[Records from a data source]
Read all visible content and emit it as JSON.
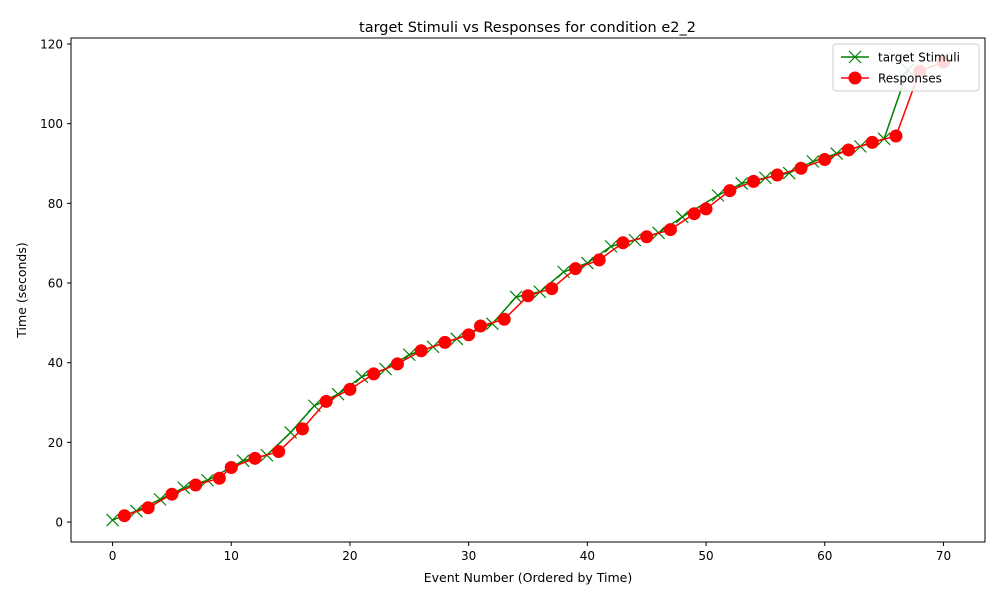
{
  "chart_data": {
    "type": "line",
    "title": "target Stimuli vs Responses for condition e2_2",
    "xlabel": "Event Number (Ordered by Time)",
    "ylabel": "Time (seconds)",
    "xlim": [
      -3.5,
      73.5
    ],
    "ylim": [
      -5,
      121.5
    ],
    "xticks": [
      0,
      10,
      20,
      30,
      40,
      50,
      60,
      70
    ],
    "yticks": [
      0,
      20,
      40,
      60,
      80,
      100,
      120
    ],
    "grid": false,
    "legend_position": "top-right",
    "series": [
      {
        "name": "target Stimuli",
        "color": "#008000",
        "marker": "x",
        "x": [
          0,
          2,
          4,
          6,
          8,
          11,
          13,
          15,
          17,
          19,
          21,
          23,
          25,
          27,
          29,
          32,
          34,
          36,
          38,
          40,
          42,
          44,
          46,
          48,
          51,
          53,
          55,
          57,
          59,
          61,
          63,
          65,
          67
        ],
        "y": [
          0.5,
          2.8,
          5.7,
          8.6,
          10.5,
          15.4,
          16.8,
          22.5,
          29.2,
          32.1,
          36.5,
          38.4,
          42.0,
          44.0,
          46.0,
          49.8,
          56.5,
          57.8,
          62.8,
          65.0,
          69.2,
          70.8,
          72.6,
          76.6,
          82.0,
          85.0,
          86.4,
          87.6,
          90.5,
          92.5,
          94.3,
          96.2,
          113.5
        ]
      },
      {
        "name": "Responses",
        "color": "#ff0000",
        "marker": "o",
        "x": [
          1,
          3,
          5,
          7,
          9,
          10,
          12,
          14,
          16,
          18,
          20,
          22,
          24,
          26,
          28,
          30,
          31,
          33,
          35,
          37,
          39,
          41,
          43,
          45,
          47,
          49,
          50,
          52,
          54,
          56,
          58,
          60,
          62,
          64,
          66,
          68,
          70
        ],
        "y": [
          1.6,
          3.6,
          7.0,
          9.3,
          11.0,
          13.7,
          16.0,
          17.7,
          23.4,
          30.3,
          33.3,
          37.2,
          39.7,
          43.0,
          45.1,
          47.0,
          49.2,
          50.9,
          56.8,
          58.6,
          63.6,
          65.8,
          70.1,
          71.6,
          73.4,
          77.4,
          78.6,
          83.2,
          85.5,
          87.1,
          88.8,
          91.0,
          93.4,
          95.3,
          96.9,
          113.2,
          115.5
        ]
      }
    ]
  }
}
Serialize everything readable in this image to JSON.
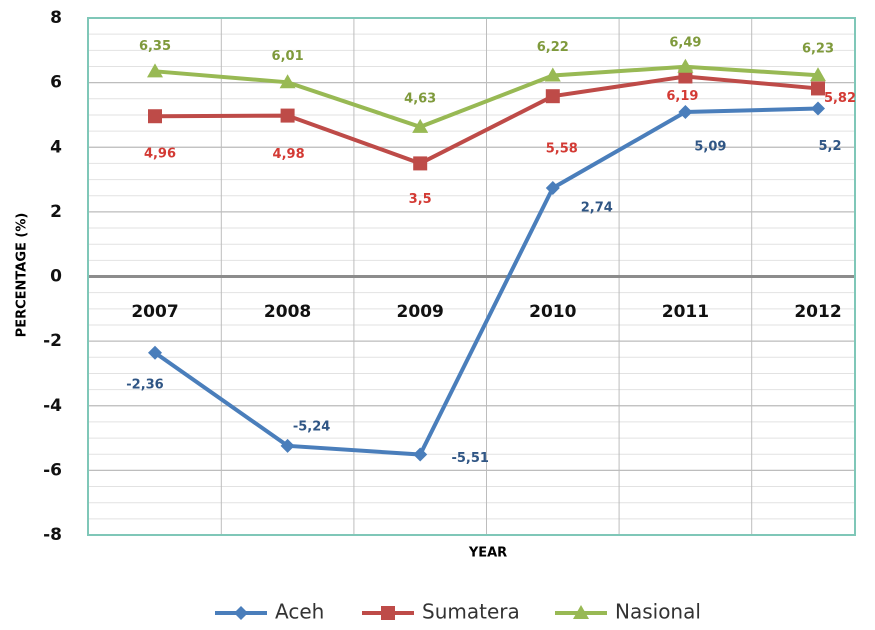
{
  "chart_data": {
    "type": "line",
    "categories": [
      "2007",
      "2008",
      "2009",
      "2010",
      "2011",
      "2012"
    ],
    "series": [
      {
        "name": "Aceh",
        "color": "#4a7ebb",
        "marker": "diamond",
        "values": [
          -2.36,
          -5.24,
          -5.51,
          2.74,
          5.09,
          5.2
        ],
        "value_labels": [
          "-2,36",
          "-5,24",
          "-5,51",
          "2,74",
          "5,09",
          "5,2"
        ]
      },
      {
        "name": "Sumatera",
        "color": "#be4b48",
        "marker": "square",
        "values": [
          4.96,
          4.98,
          3.5,
          5.58,
          6.19,
          5.82
        ],
        "value_labels": [
          "4,96",
          "4,98",
          "3,5",
          "5,58",
          "6,19",
          "5,82"
        ]
      },
      {
        "name": "Nasional",
        "color": "#98b954",
        "marker": "triangle",
        "values": [
          6.35,
          6.01,
          4.63,
          6.22,
          6.49,
          6.23
        ],
        "value_labels": [
          "6,35",
          "6,01",
          "4,63",
          "6,22",
          "6,49",
          "6,23"
        ]
      }
    ],
    "ylim": [
      -8,
      8
    ],
    "yticks": [
      -8,
      -6,
      -4,
      -2,
      0,
      2,
      4,
      6,
      8
    ],
    "y_label": "PERCENTAGE (%)",
    "x_label": "YEAR",
    "grid": true,
    "legend": "bottom"
  }
}
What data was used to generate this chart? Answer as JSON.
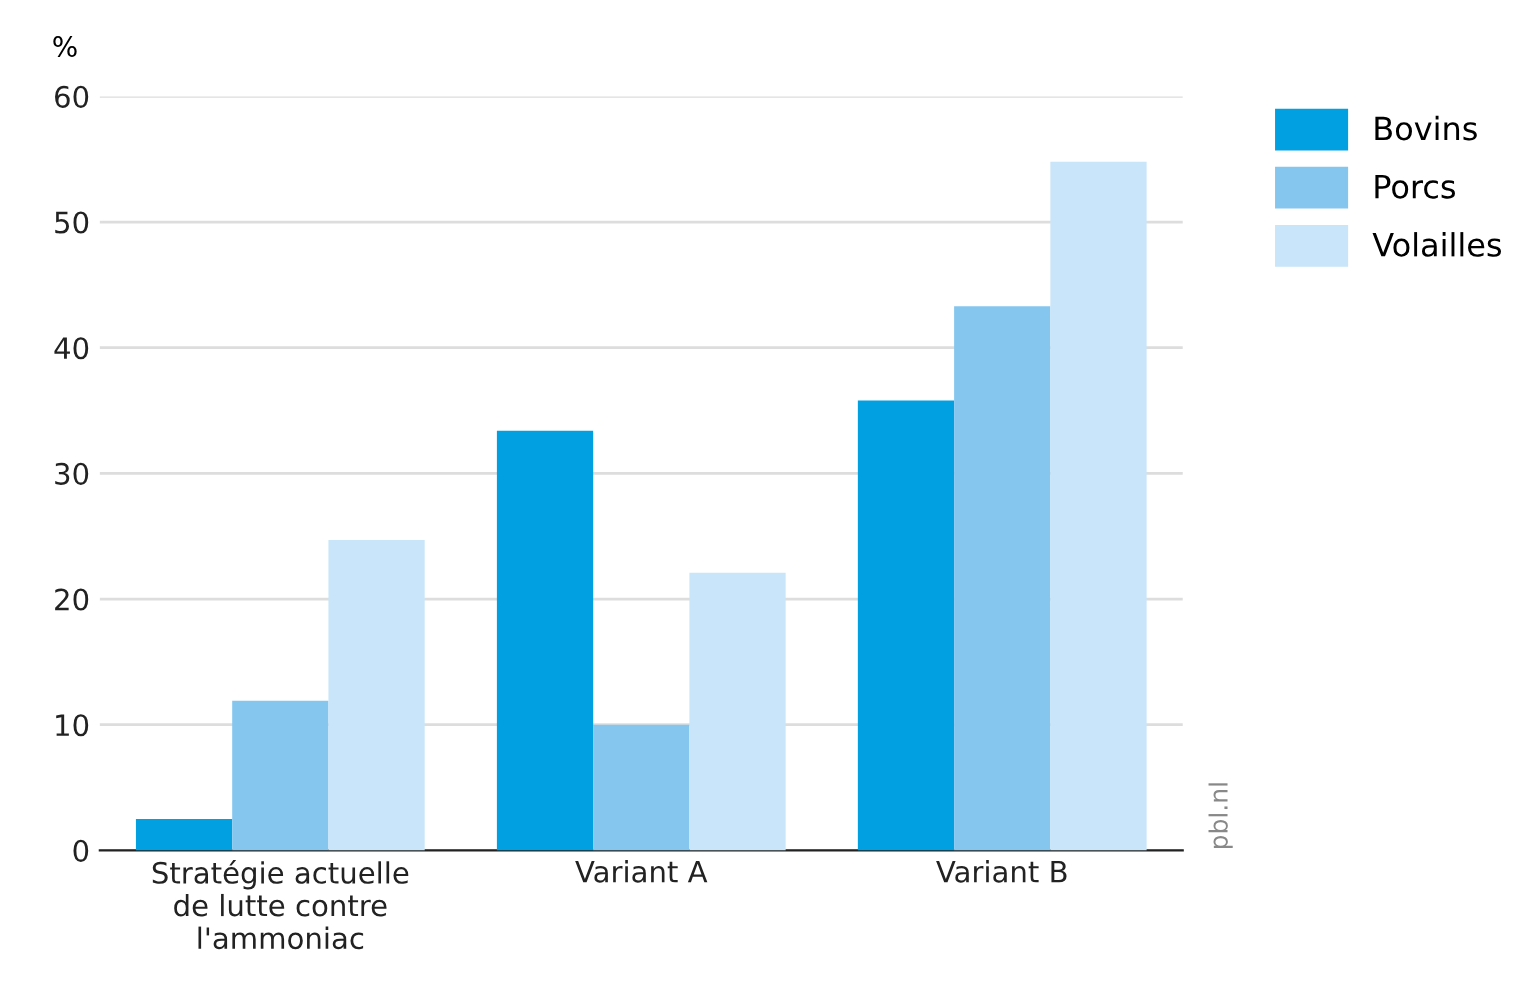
{
  "chart_data": {
    "type": "bar",
    "ylabel": "%",
    "categories": [
      "Stratégie actuelle\nde lutte contre\nl'ammoniac",
      "Variant A",
      "Variant B"
    ],
    "series": [
      {
        "name": "Bovins",
        "color": "#00a0e1",
        "values": [
          2.5,
          33.4,
          35.8
        ]
      },
      {
        "name": "Porcs",
        "color": "#85c6ef",
        "values": [
          11.9,
          10.0,
          43.3
        ]
      },
      {
        "name": "Volailles",
        "color": "#c9e5f9",
        "values": [
          24.7,
          22.1,
          54.8
        ]
      }
    ],
    "ylim": [
      0,
      60
    ],
    "yticks": [
      0,
      10,
      20,
      30,
      40,
      50,
      60
    ],
    "grid": "y",
    "legend": "top right",
    "annotations": [
      "pbl.nl"
    ]
  }
}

WHAT THIS TASK INVOLVES
Copy the listing word for word, excluding its pictures.

RESULT FOR THIS TASK
Read all visible content and emit it as JSON.
{
  "chart_data": {
    "type": "line",
    "title": "target Stimuli vs Responses for condition e2_2",
    "xlabel": "Event Number (Ordered by Time)",
    "ylabel": "Time (seconds)",
    "xlim": [
      -3.5,
      73.5
    ],
    "ylim": [
      -5,
      121.5
    ],
    "xticks": [
      0,
      10,
      20,
      30,
      40,
      50,
      60,
      70
    ],
    "yticks": [
      0,
      20,
      40,
      60,
      80,
      100,
      120
    ],
    "grid": false,
    "legend_position": "top-right",
    "series": [
      {
        "name": "target Stimuli",
        "color": "#008000",
        "marker": "x",
        "x": [
          0,
          2,
          4,
          6,
          8,
          11,
          13,
          15,
          17,
          19,
          21,
          23,
          25,
          27,
          29,
          32,
          34,
          36,
          38,
          40,
          42,
          44,
          46,
          48,
          51,
          53,
          55,
          57,
          59,
          61,
          63,
          65,
          67
        ],
        "y": [
          0.5,
          2.8,
          5.7,
          8.6,
          10.5,
          15.4,
          16.8,
          22.5,
          29.2,
          32.1,
          36.5,
          38.4,
          42.0,
          44.0,
          46.0,
          49.8,
          56.5,
          57.8,
          62.8,
          65.0,
          69.2,
          70.8,
          72.6,
          76.6,
          82.0,
          85.0,
          86.4,
          87.6,
          90.5,
          92.5,
          94.3,
          96.2,
          113.5
        ]
      },
      {
        "name": "Responses",
        "color": "#ff0000",
        "marker": "o",
        "x": [
          1,
          3,
          5,
          7,
          9,
          10,
          12,
          14,
          16,
          18,
          20,
          22,
          24,
          26,
          28,
          30,
          31,
          33,
          35,
          37,
          39,
          41,
          43,
          45,
          47,
          49,
          50,
          52,
          54,
          56,
          58,
          60,
          62,
          64,
          66,
          68,
          70
        ],
        "y": [
          1.6,
          3.6,
          7.0,
          9.3,
          11.0,
          13.7,
          16.0,
          17.7,
          23.4,
          30.3,
          33.3,
          37.2,
          39.7,
          43.0,
          45.1,
          47.0,
          49.2,
          50.9,
          56.8,
          58.6,
          63.6,
          65.8,
          70.1,
          71.6,
          73.4,
          77.4,
          78.6,
          83.2,
          85.5,
          87.1,
          88.8,
          91.0,
          93.4,
          95.3,
          96.9,
          113.2,
          115.5
        ]
      }
    ]
  }
}
Serialize everything readable in this image to JSON.
{
  "chart_data": {
    "type": "line",
    "categories": [
      "2007",
      "2008",
      "2009",
      "2010",
      "2011",
      "2012"
    ],
    "series": [
      {
        "name": "Aceh",
        "color": "#4a7ebb",
        "marker": "diamond",
        "values": [
          -2.36,
          -5.24,
          -5.51,
          2.74,
          5.09,
          5.2
        ],
        "value_labels": [
          "-2,36",
          "-5,24",
          "-5,51",
          "2,74",
          "5,09",
          "5,2"
        ]
      },
      {
        "name": "Sumatera",
        "color": "#be4b48",
        "marker": "square",
        "values": [
          4.96,
          4.98,
          3.5,
          5.58,
          6.19,
          5.82
        ],
        "value_labels": [
          "4,96",
          "4,98",
          "3,5",
          "5,58",
          "6,19",
          "5,82"
        ]
      },
      {
        "name": "Nasional",
        "color": "#98b954",
        "marker": "triangle",
        "values": [
          6.35,
          6.01,
          4.63,
          6.22,
          6.49,
          6.23
        ],
        "value_labels": [
          "6,35",
          "6,01",
          "4,63",
          "6,22",
          "6,49",
          "6,23"
        ]
      }
    ],
    "ylim": [
      -8,
      8
    ],
    "yticks": [
      -8,
      -6,
      -4,
      -2,
      0,
      2,
      4,
      6,
      8
    ],
    "y_label": "PERCENTAGE (%)",
    "x_label": "YEAR",
    "grid": true,
    "legend": "bottom"
  }
}
What data was used to generate this chart? Answer as JSON.
{
  "chart_data": {
    "type": "bar",
    "ylabel": "%",
    "categories": [
      "Stratégie actuelle\nde lutte contre\nl'ammoniac",
      "Variant A",
      "Variant B"
    ],
    "series": [
      {
        "name": "Bovins",
        "color": "#00a0e1",
        "values": [
          2.5,
          33.4,
          35.8
        ]
      },
      {
        "name": "Porcs",
        "color": "#85c6ef",
        "values": [
          11.9,
          10.0,
          43.3
        ]
      },
      {
        "name": "Volailles",
        "color": "#c9e5f9",
        "values": [
          24.7,
          22.1,
          54.8
        ]
      }
    ],
    "ylim": [
      0,
      60
    ],
    "yticks": [
      0,
      10,
      20,
      30,
      40,
      50,
      60
    ],
    "grid": "y",
    "legend": "top right",
    "annotations": [
      "pbl.nl"
    ]
  }
}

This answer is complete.